[START Input for this task]

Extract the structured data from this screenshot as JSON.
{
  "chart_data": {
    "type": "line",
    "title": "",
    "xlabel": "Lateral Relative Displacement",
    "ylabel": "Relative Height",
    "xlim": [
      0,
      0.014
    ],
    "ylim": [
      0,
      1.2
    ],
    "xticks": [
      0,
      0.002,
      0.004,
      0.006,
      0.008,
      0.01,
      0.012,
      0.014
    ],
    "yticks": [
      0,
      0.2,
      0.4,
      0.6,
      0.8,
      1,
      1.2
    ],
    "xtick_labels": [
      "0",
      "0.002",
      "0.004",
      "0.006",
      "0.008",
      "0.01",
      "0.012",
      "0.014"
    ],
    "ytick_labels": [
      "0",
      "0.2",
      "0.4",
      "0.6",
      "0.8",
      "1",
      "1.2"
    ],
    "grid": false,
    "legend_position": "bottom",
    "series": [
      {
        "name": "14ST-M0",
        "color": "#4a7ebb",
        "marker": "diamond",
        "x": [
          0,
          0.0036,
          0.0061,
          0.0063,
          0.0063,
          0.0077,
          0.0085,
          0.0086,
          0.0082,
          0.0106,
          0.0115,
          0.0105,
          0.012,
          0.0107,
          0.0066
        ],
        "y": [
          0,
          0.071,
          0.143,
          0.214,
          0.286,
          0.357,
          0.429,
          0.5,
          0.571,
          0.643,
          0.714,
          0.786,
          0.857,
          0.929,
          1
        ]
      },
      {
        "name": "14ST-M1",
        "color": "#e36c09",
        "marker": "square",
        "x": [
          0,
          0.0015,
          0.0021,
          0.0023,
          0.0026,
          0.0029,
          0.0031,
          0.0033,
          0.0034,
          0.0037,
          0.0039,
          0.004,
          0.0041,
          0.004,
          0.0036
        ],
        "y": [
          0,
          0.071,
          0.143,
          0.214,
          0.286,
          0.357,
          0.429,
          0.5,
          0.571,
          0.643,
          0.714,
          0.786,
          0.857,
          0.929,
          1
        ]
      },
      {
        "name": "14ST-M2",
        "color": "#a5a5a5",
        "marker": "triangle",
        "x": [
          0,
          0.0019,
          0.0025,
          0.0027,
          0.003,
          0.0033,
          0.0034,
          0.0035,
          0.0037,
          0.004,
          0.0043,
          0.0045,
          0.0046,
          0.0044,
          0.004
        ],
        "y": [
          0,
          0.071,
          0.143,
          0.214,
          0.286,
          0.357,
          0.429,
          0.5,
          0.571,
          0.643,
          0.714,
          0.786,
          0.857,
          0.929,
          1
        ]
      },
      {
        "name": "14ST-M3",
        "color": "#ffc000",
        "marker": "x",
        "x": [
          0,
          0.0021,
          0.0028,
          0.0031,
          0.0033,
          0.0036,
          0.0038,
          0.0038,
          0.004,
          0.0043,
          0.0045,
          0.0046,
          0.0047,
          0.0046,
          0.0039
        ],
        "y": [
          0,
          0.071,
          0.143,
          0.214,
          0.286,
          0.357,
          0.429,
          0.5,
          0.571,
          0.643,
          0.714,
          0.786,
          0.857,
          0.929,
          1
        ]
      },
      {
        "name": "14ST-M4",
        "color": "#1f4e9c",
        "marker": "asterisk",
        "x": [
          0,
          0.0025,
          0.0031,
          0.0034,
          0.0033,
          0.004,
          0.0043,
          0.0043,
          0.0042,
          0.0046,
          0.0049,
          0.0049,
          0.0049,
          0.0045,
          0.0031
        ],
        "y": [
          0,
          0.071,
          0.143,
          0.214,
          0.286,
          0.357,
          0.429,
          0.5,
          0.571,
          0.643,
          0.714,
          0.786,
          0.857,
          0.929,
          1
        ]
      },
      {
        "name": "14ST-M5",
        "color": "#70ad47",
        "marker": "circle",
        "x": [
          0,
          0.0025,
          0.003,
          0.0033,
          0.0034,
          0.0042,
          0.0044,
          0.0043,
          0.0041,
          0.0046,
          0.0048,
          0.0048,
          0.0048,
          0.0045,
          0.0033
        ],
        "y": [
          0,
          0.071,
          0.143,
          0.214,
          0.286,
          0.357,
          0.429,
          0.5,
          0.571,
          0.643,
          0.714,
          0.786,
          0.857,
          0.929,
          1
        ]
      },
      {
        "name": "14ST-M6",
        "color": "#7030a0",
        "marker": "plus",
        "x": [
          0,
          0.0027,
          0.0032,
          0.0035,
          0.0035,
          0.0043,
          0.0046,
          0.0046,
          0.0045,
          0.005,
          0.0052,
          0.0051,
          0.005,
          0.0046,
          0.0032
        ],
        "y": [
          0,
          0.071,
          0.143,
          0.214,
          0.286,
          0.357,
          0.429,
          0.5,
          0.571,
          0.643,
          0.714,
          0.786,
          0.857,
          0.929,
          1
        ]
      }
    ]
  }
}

[END Input for this task]

Please restate the records in full, word for word.

Extract the structured data from this screenshot as JSON.
{
  "chart_data": {
    "type": "line",
    "title": "",
    "xlabel": "Lateral Relative Displacement",
    "ylabel": "Relative Height",
    "xlim": [
      0,
      0.014
    ],
    "ylim": [
      0,
      1.2
    ],
    "xticks": [
      0,
      0.002,
      0.004,
      0.006,
      0.008,
      0.01,
      0.012,
      0.014
    ],
    "yticks": [
      0,
      0.2,
      0.4,
      0.6,
      0.8,
      1,
      1.2
    ],
    "xtick_labels": [
      "0",
      "0.002",
      "0.004",
      "0.006",
      "0.008",
      "0.01",
      "0.012",
      "0.014"
    ],
    "ytick_labels": [
      "0",
      "0.2",
      "0.4",
      "0.6",
      "0.8",
      "1",
      "1.2"
    ],
    "grid": false,
    "legend_position": "bottom",
    "series": [
      {
        "name": "14ST-M0",
        "color": "#4a7ebb",
        "marker": "diamond",
        "x": [
          0,
          0.0036,
          0.0061,
          0.0063,
          0.0063,
          0.0077,
          0.0085,
          0.0086,
          0.0082,
          0.0106,
          0.0115,
          0.0105,
          0.012,
          0.0107,
          0.0066
        ],
        "y": [
          0,
          0.071,
          0.143,
          0.214,
          0.286,
          0.357,
          0.429,
          0.5,
          0.571,
          0.643,
          0.714,
          0.786,
          0.857,
          0.929,
          1
        ]
      },
      {
        "name": "14ST-M1",
        "color": "#e36c09",
        "marker": "square",
        "x": [
          0,
          0.0015,
          0.0021,
          0.0023,
          0.0026,
          0.0029,
          0.0031,
          0.0033,
          0.0034,
          0.0037,
          0.0039,
          0.004,
          0.0041,
          0.004,
          0.0036
        ],
        "y": [
          0,
          0.071,
          0.143,
          0.214,
          0.286,
          0.357,
          0.429,
          0.5,
          0.571,
          0.643,
          0.714,
          0.786,
          0.857,
          0.929,
          1
        ]
      },
      {
        "name": "14ST-M2",
        "color": "#a5a5a5",
        "marker": "triangle",
        "x": [
          0,
          0.0019,
          0.0025,
          0.0027,
          0.003,
          0.0033,
          0.0034,
          0.0035,
          0.0037,
          0.004,
          0.0043,
          0.0045,
          0.0046,
          0.0044,
          0.004
        ],
        "y": [
          0,
          0.071,
          0.143,
          0.214,
          0.286,
          0.357,
          0.429,
          0.5,
          0.571,
          0.643,
          0.714,
          0.786,
          0.857,
          0.929,
          1
        ]
      },
      {
        "name": "14ST-M3",
        "color": "#ffc000",
        "marker": "x",
        "x": [
          0,
          0.0021,
          0.0028,
          0.0031,
          0.0033,
          0.0036,
          0.0038,
          0.0038,
          0.004,
          0.0043,
          0.0045,
          0.0046,
          0.0047,
          0.0046,
          0.0039
        ],
        "y": [
          0,
          0.071,
          0.143,
          0.214,
          0.286,
          0.357,
          0.429,
          0.5,
          0.571,
          0.643,
          0.714,
          0.786,
          0.857,
          0.929,
          1
        ]
      },
      {
        "name": "14ST-M4",
        "color": "#1f4e9c",
        "marker": "asterisk",
        "x": [
          0,
          0.0025,
          0.0031,
          0.0034,
          0.0033,
          0.004,
          0.0043,
          0.0043,
          0.0042,
          0.0046,
          0.0049,
          0.0049,
          0.0049,
          0.0045,
          0.0031
        ],
        "y": [
          0,
          0.071,
          0.143,
          0.214,
          0.286,
          0.357,
          0.429,
          0.5,
          0.571,
          0.643,
          0.714,
          0.786,
          0.857,
          0.929,
          1
        ]
      },
      {
        "name": "14ST-M5",
        "color": "#70ad47",
        "marker": "circle",
        "x": [
          0,
          0.0025,
          0.003,
          0.0033,
          0.0034,
          0.0042,
          0.0044,
          0.0043,
          0.0041,
          0.0046,
          0.0048,
          0.0048,
          0.0048,
          0.0045,
          0.0033
        ],
        "y": [
          0,
          0.071,
          0.143,
          0.214,
          0.286,
          0.357,
          0.429,
          0.5,
          0.571,
          0.643,
          0.714,
          0.786,
          0.857,
          0.929,
          1
        ]
      },
      {
        "name": "14ST-M6",
        "color": "#7030a0",
        "marker": "plus",
        "x": [
          0,
          0.0027,
          0.0032,
          0.0035,
          0.0035,
          0.0043,
          0.0046,
          0.0046,
          0.0045,
          0.005,
          0.0052,
          0.0051,
          0.005,
          0.0046,
          0.0032
        ],
        "y": [
          0,
          0.071,
          0.143,
          0.214,
          0.286,
          0.357,
          0.429,
          0.5,
          0.571,
          0.643,
          0.714,
          0.786,
          0.857,
          0.929,
          1
        ]
      }
    ]
  }
}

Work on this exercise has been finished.